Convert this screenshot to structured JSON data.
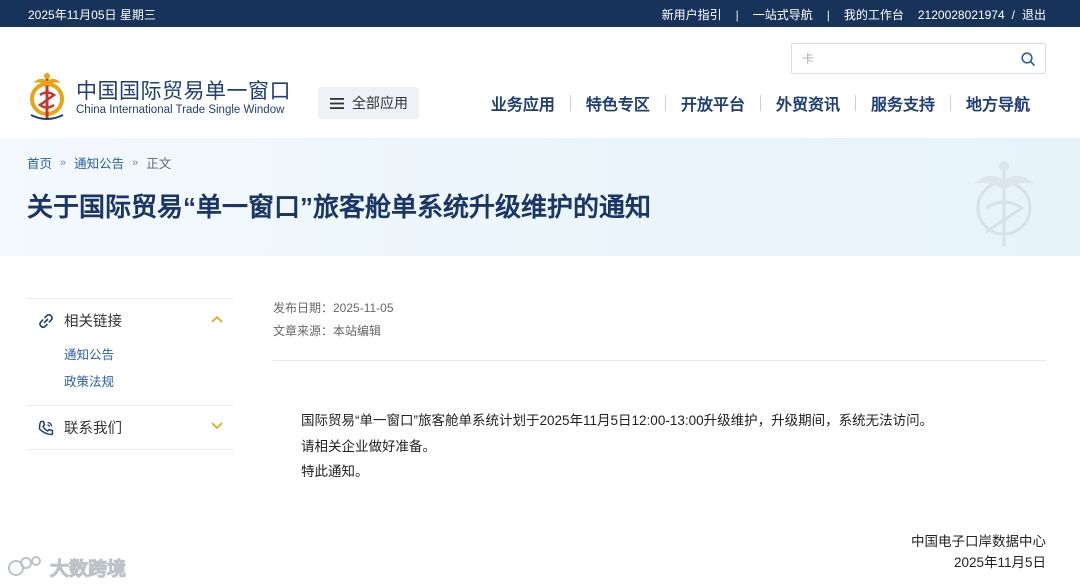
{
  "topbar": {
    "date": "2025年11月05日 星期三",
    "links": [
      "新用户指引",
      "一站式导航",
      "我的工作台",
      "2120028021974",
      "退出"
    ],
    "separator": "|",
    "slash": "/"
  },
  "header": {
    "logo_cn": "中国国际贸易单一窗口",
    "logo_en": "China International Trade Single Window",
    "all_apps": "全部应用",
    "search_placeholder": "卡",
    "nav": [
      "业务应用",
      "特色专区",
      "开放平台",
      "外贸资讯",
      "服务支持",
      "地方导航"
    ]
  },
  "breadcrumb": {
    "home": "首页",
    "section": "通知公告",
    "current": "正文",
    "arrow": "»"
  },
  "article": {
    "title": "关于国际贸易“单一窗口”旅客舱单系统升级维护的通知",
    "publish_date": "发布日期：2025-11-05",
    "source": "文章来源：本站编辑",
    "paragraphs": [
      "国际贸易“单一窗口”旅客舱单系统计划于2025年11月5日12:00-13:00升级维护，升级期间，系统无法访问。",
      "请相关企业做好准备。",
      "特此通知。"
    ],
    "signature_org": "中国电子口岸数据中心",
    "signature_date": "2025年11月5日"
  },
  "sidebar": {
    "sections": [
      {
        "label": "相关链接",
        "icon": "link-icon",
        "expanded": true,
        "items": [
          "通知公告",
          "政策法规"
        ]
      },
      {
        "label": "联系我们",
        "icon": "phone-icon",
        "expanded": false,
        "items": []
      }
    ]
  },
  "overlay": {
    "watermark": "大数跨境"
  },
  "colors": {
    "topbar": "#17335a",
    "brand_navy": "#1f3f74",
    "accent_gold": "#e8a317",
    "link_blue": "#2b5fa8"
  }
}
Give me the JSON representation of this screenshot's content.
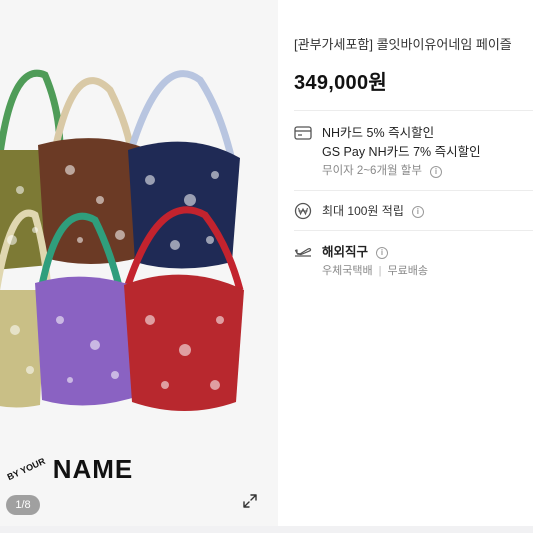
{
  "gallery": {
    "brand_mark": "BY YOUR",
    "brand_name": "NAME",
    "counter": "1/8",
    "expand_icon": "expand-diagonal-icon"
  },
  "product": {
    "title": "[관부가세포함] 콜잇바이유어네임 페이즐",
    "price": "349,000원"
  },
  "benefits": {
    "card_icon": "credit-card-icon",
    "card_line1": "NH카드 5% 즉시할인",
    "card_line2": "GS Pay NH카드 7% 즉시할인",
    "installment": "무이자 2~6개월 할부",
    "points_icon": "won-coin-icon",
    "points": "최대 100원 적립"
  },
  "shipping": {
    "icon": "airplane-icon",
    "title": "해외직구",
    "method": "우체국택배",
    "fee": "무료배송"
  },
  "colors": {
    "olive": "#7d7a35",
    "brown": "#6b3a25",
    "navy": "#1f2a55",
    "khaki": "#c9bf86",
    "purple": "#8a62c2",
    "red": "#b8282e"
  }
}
···
## Short task
Extract, exactly as written, the span of lines from the one holding "Give me the" through the last line, inclusive. Skip any picture.

## Solution to this exercise
Give me the JSON representation of this screenshot's content.
{
  "gallery": {
    "brand_mark": "BY YOUR",
    "brand_name": "NAME",
    "counter": "1/8",
    "expand_icon": "expand-diagonal-icon"
  },
  "product": {
    "title": "[관부가세포함] 콜잇바이유어네임 페이즐",
    "price": "349,000원"
  },
  "benefits": {
    "card_icon": "credit-card-icon",
    "card_line1": "NH카드 5% 즉시할인",
    "card_line2": "GS Pay NH카드 7% 즉시할인",
    "installment": "무이자 2~6개월 할부",
    "points_icon": "won-coin-icon",
    "points": "최대 100원 적립"
  },
  "shipping": {
    "icon": "airplane-icon",
    "title": "해외직구",
    "method": "우체국택배",
    "fee": "무료배송"
  },
  "colors": {
    "olive": "#7d7a35",
    "brown": "#6b3a25",
    "navy": "#1f2a55",
    "khaki": "#c9bf86",
    "purple": "#8a62c2",
    "red": "#b8282e"
  }
}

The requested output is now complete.